## START Data section
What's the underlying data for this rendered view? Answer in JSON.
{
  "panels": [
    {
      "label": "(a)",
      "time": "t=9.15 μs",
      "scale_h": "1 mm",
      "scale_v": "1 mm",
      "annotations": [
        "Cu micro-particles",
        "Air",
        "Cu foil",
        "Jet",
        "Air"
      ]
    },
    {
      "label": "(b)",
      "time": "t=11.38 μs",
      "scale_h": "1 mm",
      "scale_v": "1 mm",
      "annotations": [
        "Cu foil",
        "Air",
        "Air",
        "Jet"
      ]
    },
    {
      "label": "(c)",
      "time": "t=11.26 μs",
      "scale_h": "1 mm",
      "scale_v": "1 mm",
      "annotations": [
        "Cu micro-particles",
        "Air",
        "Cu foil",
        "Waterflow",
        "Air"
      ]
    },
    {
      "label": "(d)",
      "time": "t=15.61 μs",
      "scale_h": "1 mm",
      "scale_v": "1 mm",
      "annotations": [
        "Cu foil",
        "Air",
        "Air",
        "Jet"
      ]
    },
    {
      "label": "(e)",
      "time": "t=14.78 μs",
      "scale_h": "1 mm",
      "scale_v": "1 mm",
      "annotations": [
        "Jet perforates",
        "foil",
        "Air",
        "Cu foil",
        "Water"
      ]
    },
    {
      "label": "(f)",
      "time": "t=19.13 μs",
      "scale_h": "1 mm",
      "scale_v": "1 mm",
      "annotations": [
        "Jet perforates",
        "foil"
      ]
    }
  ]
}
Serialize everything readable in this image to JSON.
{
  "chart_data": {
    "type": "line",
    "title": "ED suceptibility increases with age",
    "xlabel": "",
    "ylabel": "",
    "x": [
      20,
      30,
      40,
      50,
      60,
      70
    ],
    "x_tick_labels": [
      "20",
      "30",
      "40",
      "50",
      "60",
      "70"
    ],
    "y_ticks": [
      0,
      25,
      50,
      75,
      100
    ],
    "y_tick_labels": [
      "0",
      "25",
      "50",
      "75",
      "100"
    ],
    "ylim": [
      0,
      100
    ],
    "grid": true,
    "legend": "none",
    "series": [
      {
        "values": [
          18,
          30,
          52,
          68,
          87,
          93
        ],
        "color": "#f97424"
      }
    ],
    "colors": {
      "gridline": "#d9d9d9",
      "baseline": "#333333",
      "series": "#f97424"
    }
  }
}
## END Data section
**Set problem**. Print every line of the records exactly. Omit nothing.

**Response below**.
What's the underlying data for this rendered view? Answer in JSON.
{
  "panels": [
    {
      "label": "(a)",
      "time": "t=9.15 μs",
      "scale_h": "1 mm",
      "scale_v": "1 mm",
      "annotations": [
        "Cu micro-particles",
        "Air",
        "Cu foil",
        "Jet",
        "Air"
      ]
    },
    {
      "label": "(b)",
      "time": "t=11.38 μs",
      "scale_h": "1 mm",
      "scale_v": "1 mm",
      "annotations": [
        "Cu foil",
        "Air",
        "Air",
        "Jet"
      ]
    },
    {
      "label": "(c)",
      "time": "t=11.26 μs",
      "scale_h": "1 mm",
      "scale_v": "1 mm",
      "annotations": [
        "Cu micro-particles",
        "Air",
        "Cu foil",
        "Waterflow",
        "Air"
      ]
    },
    {
      "label": "(d)",
      "time": "t=15.61 μs",
      "scale_h": "1 mm",
      "scale_v": "1 mm",
      "annotations": [
        "Cu foil",
        "Air",
        "Air",
        "Jet"
      ]
    },
    {
      "label": "(e)",
      "time": "t=14.78 μs",
      "scale_h": "1 mm",
      "scale_v": "1 mm",
      "annotations": [
        "Jet perforates",
        "foil",
        "Air",
        "Cu foil",
        "Water"
      ]
    },
    {
      "label": "(f)",
      "time": "t=19.13 μs",
      "scale_h": "1 mm",
      "scale_v": "1 mm",
      "annotations": [
        "Jet perforates",
        "foil"
      ]
    }
  ]
}
Serialize everything readable in this image to JSON.
{
  "chart_data": {
    "type": "line",
    "title": "ED suceptibility increases with age",
    "xlabel": "",
    "ylabel": "",
    "x": [
      20,
      30,
      40,
      50,
      60,
      70
    ],
    "x_tick_labels": [
      "20",
      "30",
      "40",
      "50",
      "60",
      "70"
    ],
    "y_ticks": [
      0,
      25,
      50,
      75,
      100
    ],
    "y_tick_labels": [
      "0",
      "25",
      "50",
      "75",
      "100"
    ],
    "ylim": [
      0,
      100
    ],
    "grid": true,
    "legend": "none",
    "series": [
      {
        "values": [
          18,
          30,
          52,
          68,
          87,
          93
        ],
        "color": "#f97424"
      }
    ],
    "colors": {
      "gridline": "#d9d9d9",
      "baseline": "#333333",
      "series": "#f97424"
    }
  }
}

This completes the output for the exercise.